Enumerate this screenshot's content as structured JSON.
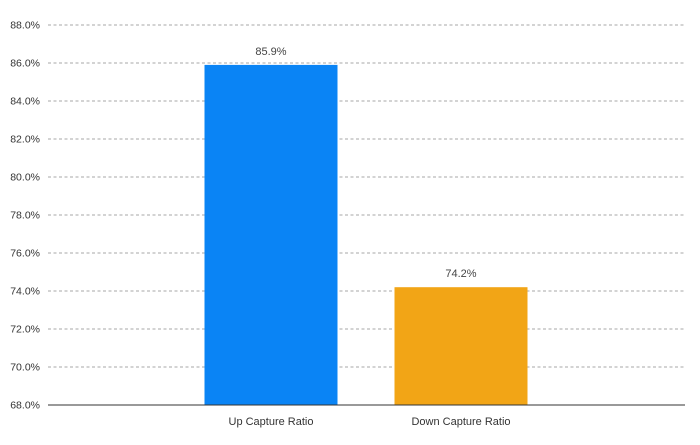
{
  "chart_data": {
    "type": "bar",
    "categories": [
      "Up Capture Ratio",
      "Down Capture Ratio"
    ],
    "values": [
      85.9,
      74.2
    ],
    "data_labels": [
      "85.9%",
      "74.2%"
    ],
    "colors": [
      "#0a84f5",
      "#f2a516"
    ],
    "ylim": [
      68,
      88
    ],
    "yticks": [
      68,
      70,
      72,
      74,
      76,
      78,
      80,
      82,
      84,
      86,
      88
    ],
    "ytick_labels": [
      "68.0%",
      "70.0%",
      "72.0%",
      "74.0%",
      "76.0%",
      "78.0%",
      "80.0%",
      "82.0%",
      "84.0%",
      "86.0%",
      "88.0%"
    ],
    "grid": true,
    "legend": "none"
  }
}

EXERCISE DETAILS: Copy out every line in the listing where the word "Ratio" appears.

TASK RESULT:
      "Up Capture Ratio",
      "Down Capture Ratio"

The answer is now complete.